-- Data shown start --

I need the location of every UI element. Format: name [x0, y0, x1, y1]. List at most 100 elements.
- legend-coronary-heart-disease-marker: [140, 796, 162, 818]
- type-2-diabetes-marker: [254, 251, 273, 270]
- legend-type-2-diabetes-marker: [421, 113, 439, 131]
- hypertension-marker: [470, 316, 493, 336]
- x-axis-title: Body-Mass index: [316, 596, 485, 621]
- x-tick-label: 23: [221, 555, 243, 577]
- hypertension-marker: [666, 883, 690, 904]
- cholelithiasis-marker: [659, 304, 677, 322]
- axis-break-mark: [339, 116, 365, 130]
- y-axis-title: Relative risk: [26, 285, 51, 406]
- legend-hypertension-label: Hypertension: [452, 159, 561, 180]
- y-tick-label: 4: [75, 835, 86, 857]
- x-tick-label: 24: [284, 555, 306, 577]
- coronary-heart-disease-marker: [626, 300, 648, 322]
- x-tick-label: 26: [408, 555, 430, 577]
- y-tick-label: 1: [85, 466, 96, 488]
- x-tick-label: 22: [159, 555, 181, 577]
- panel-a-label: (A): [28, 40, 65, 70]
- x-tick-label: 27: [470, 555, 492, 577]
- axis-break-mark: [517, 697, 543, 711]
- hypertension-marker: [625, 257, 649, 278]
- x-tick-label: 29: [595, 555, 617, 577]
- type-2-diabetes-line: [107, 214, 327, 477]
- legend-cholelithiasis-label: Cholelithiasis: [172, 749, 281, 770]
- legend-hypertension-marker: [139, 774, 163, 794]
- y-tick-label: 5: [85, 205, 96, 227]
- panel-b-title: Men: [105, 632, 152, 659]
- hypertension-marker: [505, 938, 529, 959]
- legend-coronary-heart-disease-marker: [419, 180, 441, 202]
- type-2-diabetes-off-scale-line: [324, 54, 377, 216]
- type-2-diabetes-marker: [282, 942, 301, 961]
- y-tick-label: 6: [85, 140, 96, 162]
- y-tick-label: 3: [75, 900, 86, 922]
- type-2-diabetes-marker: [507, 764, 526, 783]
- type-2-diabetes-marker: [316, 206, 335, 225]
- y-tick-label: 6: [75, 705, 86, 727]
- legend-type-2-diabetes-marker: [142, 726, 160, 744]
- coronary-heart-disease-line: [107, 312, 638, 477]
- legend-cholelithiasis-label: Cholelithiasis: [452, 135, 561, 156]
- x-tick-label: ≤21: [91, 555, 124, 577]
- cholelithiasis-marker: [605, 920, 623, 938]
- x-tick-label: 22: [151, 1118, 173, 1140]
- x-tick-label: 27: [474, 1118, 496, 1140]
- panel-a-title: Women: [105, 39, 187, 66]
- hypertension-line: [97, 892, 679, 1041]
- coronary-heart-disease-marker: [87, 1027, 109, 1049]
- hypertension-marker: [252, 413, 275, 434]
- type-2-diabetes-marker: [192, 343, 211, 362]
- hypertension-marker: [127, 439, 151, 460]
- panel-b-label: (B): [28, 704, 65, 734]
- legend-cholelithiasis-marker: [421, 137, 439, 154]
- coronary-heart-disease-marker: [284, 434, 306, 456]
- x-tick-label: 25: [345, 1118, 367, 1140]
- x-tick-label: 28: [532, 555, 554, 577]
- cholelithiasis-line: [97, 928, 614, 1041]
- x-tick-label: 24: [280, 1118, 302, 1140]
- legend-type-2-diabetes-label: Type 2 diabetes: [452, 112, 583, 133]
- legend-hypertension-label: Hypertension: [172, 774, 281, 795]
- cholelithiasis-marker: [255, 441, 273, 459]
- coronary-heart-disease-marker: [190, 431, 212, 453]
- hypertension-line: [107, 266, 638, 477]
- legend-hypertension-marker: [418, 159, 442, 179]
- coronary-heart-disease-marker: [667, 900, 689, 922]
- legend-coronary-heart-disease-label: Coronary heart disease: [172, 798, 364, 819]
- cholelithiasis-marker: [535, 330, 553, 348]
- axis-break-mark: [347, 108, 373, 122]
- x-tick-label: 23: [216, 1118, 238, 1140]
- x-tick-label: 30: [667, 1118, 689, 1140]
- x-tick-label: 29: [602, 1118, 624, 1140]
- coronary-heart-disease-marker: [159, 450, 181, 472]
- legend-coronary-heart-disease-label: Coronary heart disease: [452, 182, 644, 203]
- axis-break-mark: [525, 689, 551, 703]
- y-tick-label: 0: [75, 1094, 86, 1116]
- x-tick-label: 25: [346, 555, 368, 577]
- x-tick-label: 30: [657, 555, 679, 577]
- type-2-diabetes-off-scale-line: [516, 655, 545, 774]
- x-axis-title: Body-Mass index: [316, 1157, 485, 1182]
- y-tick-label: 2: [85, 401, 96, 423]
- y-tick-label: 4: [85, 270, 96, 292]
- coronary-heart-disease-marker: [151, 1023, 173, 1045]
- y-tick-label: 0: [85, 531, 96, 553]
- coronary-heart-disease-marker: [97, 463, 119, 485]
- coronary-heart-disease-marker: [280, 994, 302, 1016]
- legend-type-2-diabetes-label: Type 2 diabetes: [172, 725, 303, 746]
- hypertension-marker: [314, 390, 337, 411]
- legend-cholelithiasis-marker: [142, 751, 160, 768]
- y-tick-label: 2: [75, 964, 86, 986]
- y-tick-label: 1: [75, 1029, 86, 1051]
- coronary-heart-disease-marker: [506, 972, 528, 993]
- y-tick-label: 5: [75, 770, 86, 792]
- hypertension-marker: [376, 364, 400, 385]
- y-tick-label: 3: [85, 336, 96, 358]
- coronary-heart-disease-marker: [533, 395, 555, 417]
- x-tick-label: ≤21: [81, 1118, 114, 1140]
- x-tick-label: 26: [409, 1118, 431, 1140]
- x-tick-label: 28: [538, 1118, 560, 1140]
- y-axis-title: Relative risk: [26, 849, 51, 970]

-- Data shown end --

- What is being asked
Reproduce every one of the items above, line by line, with no changes.

- Worked solution
I need the location of every UI element. Format: name [x0, y0, x1, y1]. List at most 100 elements.
- legend-coronary-heart-disease-marker: [140, 796, 162, 818]
- type-2-diabetes-marker: [254, 251, 273, 270]
- legend-type-2-diabetes-marker: [421, 113, 439, 131]
- hypertension-marker: [470, 316, 493, 336]
- x-axis-title: Body-Mass index: [316, 596, 485, 621]
- x-tick-label: 23: [221, 555, 243, 577]
- hypertension-marker: [666, 883, 690, 904]
- cholelithiasis-marker: [659, 304, 677, 322]
- axis-break-mark: [339, 116, 365, 130]
- y-axis-title: Relative risk: [26, 285, 51, 406]
- legend-hypertension-label: Hypertension: [452, 159, 561, 180]
- y-tick-label: 4: [75, 835, 86, 857]
- x-tick-label: 24: [284, 555, 306, 577]
- coronary-heart-disease-marker: [626, 300, 648, 322]
- x-tick-label: 26: [408, 555, 430, 577]
- y-tick-label: 1: [85, 466, 96, 488]
- x-tick-label: 22: [159, 555, 181, 577]
- panel-a-label: (A): [28, 40, 65, 70]
- x-tick-label: 27: [470, 555, 492, 577]
- axis-break-mark: [517, 697, 543, 711]
- hypertension-marker: [625, 257, 649, 278]
- x-tick-label: 29: [595, 555, 617, 577]
- type-2-diabetes-line: [107, 214, 327, 477]
- legend-cholelithiasis-label: Cholelithiasis: [172, 749, 281, 770]
- legend-hypertension-marker: [139, 774, 163, 794]
- y-tick-label: 5: [85, 205, 96, 227]
- panel-b-title: Men: [105, 632, 152, 659]
- hypertension-marker: [505, 938, 529, 959]
- legend-coronary-heart-disease-marker: [419, 180, 441, 202]
- type-2-diabetes-off-scale-line: [324, 54, 377, 216]
- type-2-diabetes-marker: [282, 942, 301, 961]
- y-tick-label: 6: [85, 140, 96, 162]
- y-tick-label: 3: [75, 900, 86, 922]
- type-2-diabetes-marker: [507, 764, 526, 783]
- type-2-diabetes-marker: [316, 206, 335, 225]
- y-tick-label: 6: [75, 705, 86, 727]
- legend-type-2-diabetes-marker: [142, 726, 160, 744]
- coronary-heart-disease-line: [107, 312, 638, 477]
- legend-cholelithiasis-label: Cholelithiasis: [452, 135, 561, 156]
- x-tick-label: ≤21: [91, 555, 124, 577]
- cholelithiasis-marker: [605, 920, 623, 938]
- x-tick-label: 22: [151, 1118, 173, 1140]
- x-tick-label: 27: [474, 1118, 496, 1140]
- panel-a-title: Women: [105, 39, 187, 66]
- hypertension-line: [97, 892, 679, 1041]
- coronary-heart-disease-marker: [87, 1027, 109, 1049]
- hypertension-marker: [252, 413, 275, 434]
- type-2-diabetes-marker: [192, 343, 211, 362]
- hypertension-marker: [127, 439, 151, 460]
- panel-b-label: (B): [28, 704, 65, 734]
- legend-cholelithiasis-marker: [421, 137, 439, 154]
- coronary-heart-disease-marker: [284, 434, 306, 456]
- x-tick-label: 25: [345, 1118, 367, 1140]
- x-tick-label: 28: [532, 555, 554, 577]
- cholelithiasis-line: [97, 928, 614, 1041]
- x-tick-label: 24: [280, 1118, 302, 1140]
- legend-type-2-diabetes-label: Type 2 diabetes: [452, 112, 583, 133]
- legend-hypertension-label: Hypertension: [172, 774, 281, 795]
- cholelithiasis-marker: [255, 441, 273, 459]
- coronary-heart-disease-marker: [190, 431, 212, 453]
- hypertension-line: [107, 266, 638, 477]
- legend-hypertension-marker: [418, 159, 442, 179]
- coronary-heart-disease-marker: [667, 900, 689, 922]
- legend-coronary-heart-disease-label: Coronary heart disease: [172, 798, 364, 819]
- cholelithiasis-marker: [535, 330, 553, 348]
- axis-break-mark: [347, 108, 373, 122]
- x-tick-label: 23: [216, 1118, 238, 1140]
- x-tick-label: 30: [667, 1118, 689, 1140]
- x-tick-label: 29: [602, 1118, 624, 1140]
- coronary-heart-disease-marker: [159, 450, 181, 472]
- legend-coronary-heart-disease-label: Coronary heart disease: [452, 182, 644, 203]
- axis-break-mark: [525, 689, 551, 703]
- y-tick-label: 0: [75, 1094, 86, 1116]
- x-tick-label: 25: [346, 555, 368, 577]
- x-tick-label: 30: [657, 555, 679, 577]
- type-2-diabetes-off-scale-line: [516, 655, 545, 774]
- x-axis-title: Body-Mass index: [316, 1157, 485, 1182]
- y-tick-label: 2: [85, 401, 96, 423]
- y-tick-label: 4: [85, 270, 96, 292]
- coronary-heart-disease-marker: [151, 1023, 173, 1045]
- y-tick-label: 0: [85, 531, 96, 553]
- coronary-heart-disease-marker: [97, 463, 119, 485]
- coronary-heart-disease-marker: [280, 994, 302, 1016]
- legend-type-2-diabetes-label: Type 2 diabetes: [172, 725, 303, 746]
- hypertension-marker: [314, 390, 337, 411]
- legend-cholelithiasis-marker: [142, 751, 160, 768]
- y-tick-label: 2: [75, 964, 86, 986]
- y-tick-label: 1: [75, 1029, 86, 1051]
- coronary-heart-disease-marker: [506, 972, 528, 993]
- y-tick-label: 5: [75, 770, 86, 792]
- hypertension-marker: [376, 364, 400, 385]
- y-tick-label: 3: [85, 336, 96, 358]
- coronary-heart-disease-marker: [533, 395, 555, 417]
- x-tick-label: ≤21: [81, 1118, 114, 1140]
- x-tick-label: 26: [409, 1118, 431, 1140]
- x-tick-label: 28: [538, 1118, 560, 1140]
- y-axis-title: Relative risk: [26, 849, 51, 970]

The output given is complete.